begin Given data
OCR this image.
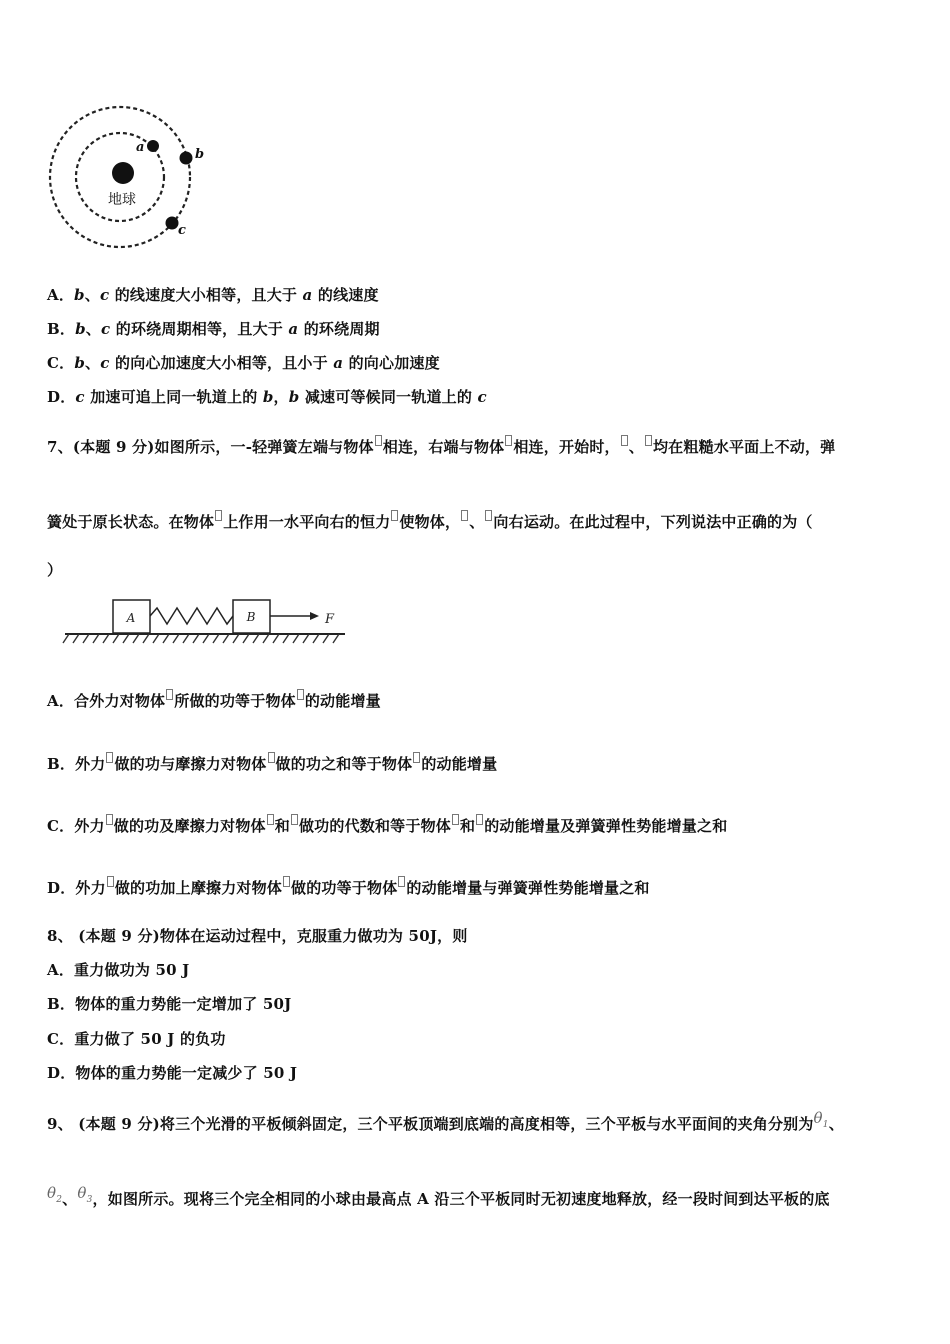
地球
a	b
c
A．b、c 的线速度大小相等，且大于 a 的线速度
B．b、c 的环绕周期相等，且大于 a 的环绕周期
C．b、c 的向心加速度大小相等，且小于 a 的向心加速度
D．c 加速可追上同一轨道上的 b，b 减速可等候同一轨道上的 c
7、(本题 9 分)如图所示，一-轻弹簧左端与物体 相连，右端与物体 相连，开始时， 、 均在粗糙水平面上不动，弹
簧处于原长状态。在物体 上作用一水平向右的恒力 使物体， 、 向右运动。在此过程中，下列说法中正确的为（
）
A	B	F
A．合外力对物体 所做的功等于物体 的动能增量
B．外力 做的功与摩擦力对物体 做的功之和等于物体 的动能增量
C．外力 做的功及摩擦力对物体 和 做功的代数和等于物体 和 的动能增量及弹簧弹性势能增量之和
D．外力 做的功加上摩擦力对物体 做的功等于物体 的动能增量与弹簧弹性势能增量之和
8、 (本题 9 分)物体在运动过程中，克服重力做功为 50J，则
A．重力做功为 50 J
B．物体的重力势能一定增加了 50J
C．重力做了 50 J 的负功
D．物体的重力势能一定减少了 50 J
9、 (本题 9 分)将三个光滑的平板倾斜固定，三个平板顶端到底端的高度相等，三个平板与水平面间的夹角分别为$\theta_1$、
$\theta_2$、$\theta_3$，如图所示。现将三个完全相同的小球由最高点 A 沿三个平板同时无初速度地释放，经一段时间到达平板的底
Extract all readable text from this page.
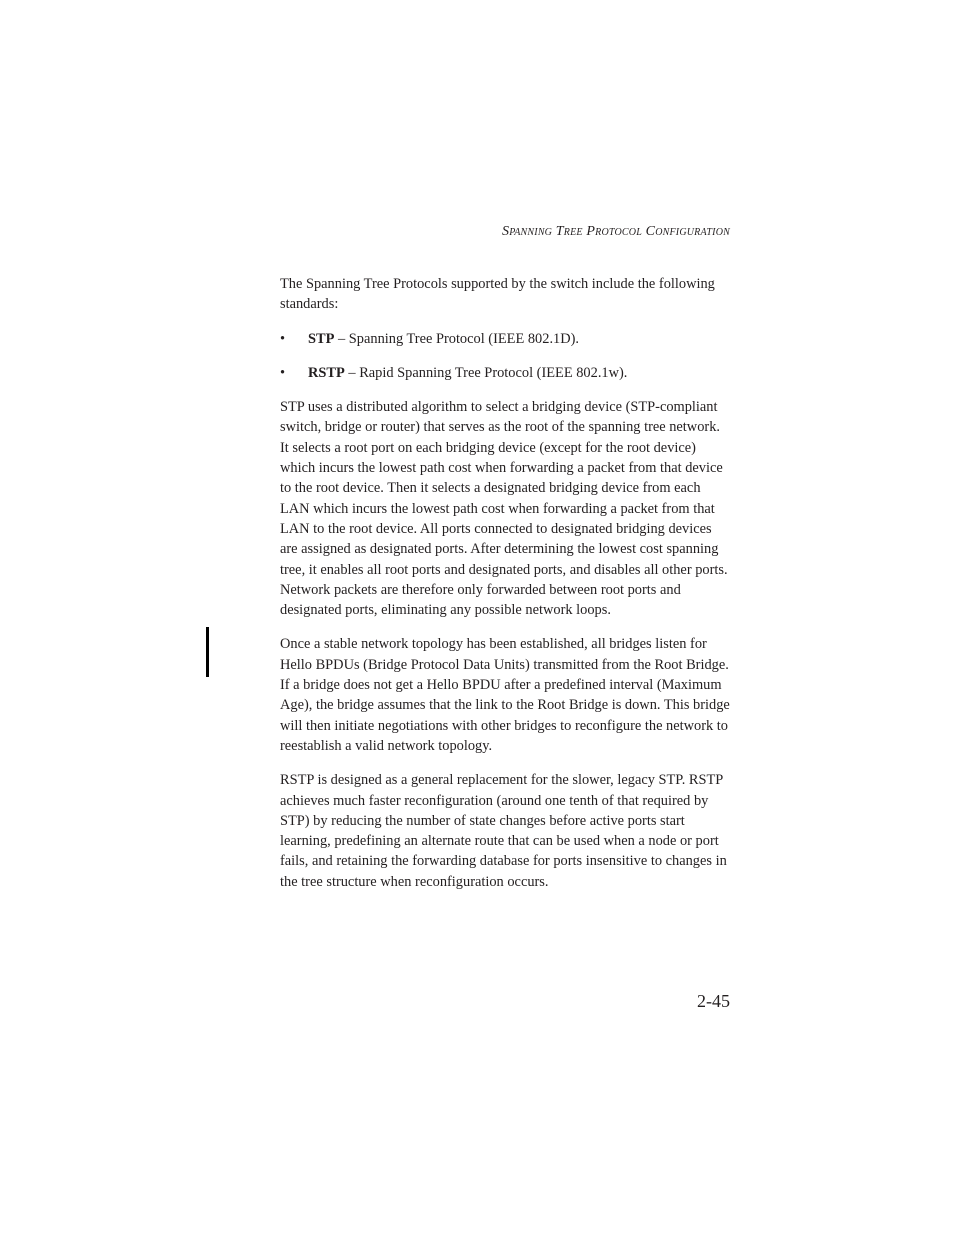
Spanning Tree Protocol Configuration

The Spanning Tree Protocols supported by the switch include the following standards:

• STP – Spanning Tree Protocol (IEEE 802.1D).
• RSTP – Rapid Spanning Tree Protocol (IEEE 802.1w).

STP uses a distributed algorithm to select a bridging device (STP-compliant switch, bridge or router) that serves as the root of the spanning tree network. It selects a root port on each bridging device (except for the root device) which incurs the lowest path cost when forwarding a packet from that device to the root device. Then it selects a designated bridging device from each LAN which incurs the lowest path cost when forwarding a packet from that LAN to the root device. All ports connected to designated bridging devices are assigned as designated ports. After determining the lowest cost spanning tree, it enables all root ports and designated ports, and disables all other ports. Network packets are therefore only forwarded between root ports and designated ports, eliminating any possible network loops.

Once a stable network topology has been established, all bridges listen for Hello BPDUs (Bridge Protocol Data Units) transmitted from the Root Bridge. If a bridge does not get a Hello BPDU after a predefined interval (Maximum Age), the bridge assumes that the link to the Root Bridge is down. This bridge will then initiate negotiations with other bridges to reconfigure the network to reestablish a valid network topology.

RSTP is designed as a general replacement for the slower, legacy STP. RSTP achieves much faster reconfiguration (around one tenth of that required by STP) by reducing the number of state changes before active ports start learning, predefining an alternate route that can be used when a node or port fails, and retaining the forwarding database for ports insensitive to changes in the tree structure when reconfiguration occurs.

2-45
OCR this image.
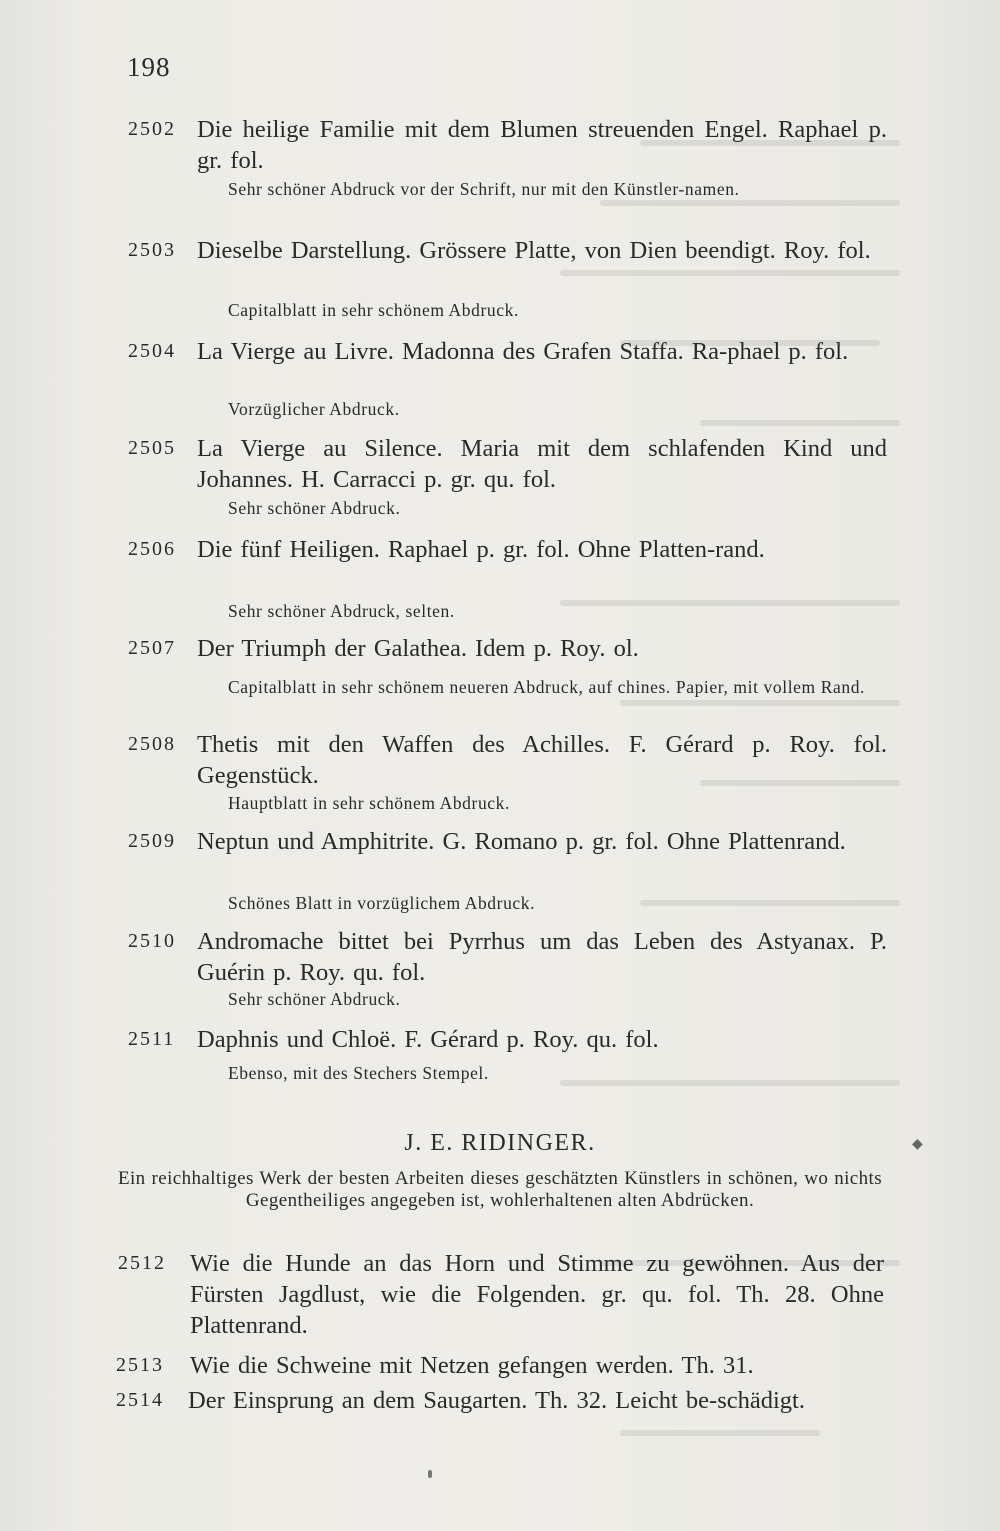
198
2502 Die heilige Familie mit dem Blumen streuenden Engel. Raphael p. gr. fol.
Sehr schöner Abdruck vor der Schrift, nur mit den Künstler-namen.
2503 Dieselbe Darstellung. Grössere Platte, von Dien beendigt. Roy. fol.
Capitalblatt in sehr schönem Abdruck.
2504 La Vierge au Livre. Madonna des Grafen Staffa. Ra-phael p. fol.
Vorzüglicher Abdruck.
2505 La Vierge au Silence. Maria mit dem schlafenden Kind und Johannes. H. Carracci p. gr. qu. fol.
Sehr schöner Abdruck.
2506 Die fünf Heiligen. Raphael p. gr. fol. Ohne Platten-rand.
Sehr schöner Abdruck, selten.
2507 Der Triumph der Galathea. Idem p. Roy. ol.
Capitalblatt in sehr schönem neueren Abdruck, auf chines. Papier, mit vollem Rand.
2508 Thetis mit den Waffen des Achilles. F. Gérard p. Roy. fol. Gegenstück.
Hauptblatt in sehr schönem Abdruck.
2509 Neptun und Amphitrite. G. Romano p. gr. fol. Ohne Plattenrand.
Schönes Blatt in vorzüglichem Abdruck.
2510 Andromache bittet bei Pyrrhus um das Leben des Astyanax. P. Guérin p. Roy. qu. fol.
Sehr schöner Abdruck.
2511 Daphnis und Chloë. F. Gérard p. Roy. qu. fol.
Ebenso, mit des Stechers Stempel.
J. E. RIDINGER.	◆
Ein reichhaltiges Werk der besten Arbeiten dieses geschätzten Künstlers in schönen, wo nichts Gegentheiliges angegeben ist, wohlerhaltenen alten Abdrücken.
2512 Wie die Hunde an das Horn und Stimme zu gewöhnen. Aus der Fürsten Jagdlust, wie die Folgenden. gr. qu. fol. Th. 28. Ohne Plattenrand.
2513 Wie die Schweine mit Netzen gefangen werden. Th. 31.
2514 Der Einsprung an dem Saugarten. Th. 32. Leicht be-schädigt.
end Given data
Work to complete:
Pull out each line holding the string "schöner".

Output of the exercise:
Sehr schöner Abdruck vor der Schrift, nur mit den Künstler-namen.
Sehr schöner Abdruck.
Sehr schöner Abdruck, selten.
Sehr schöner Abdruck.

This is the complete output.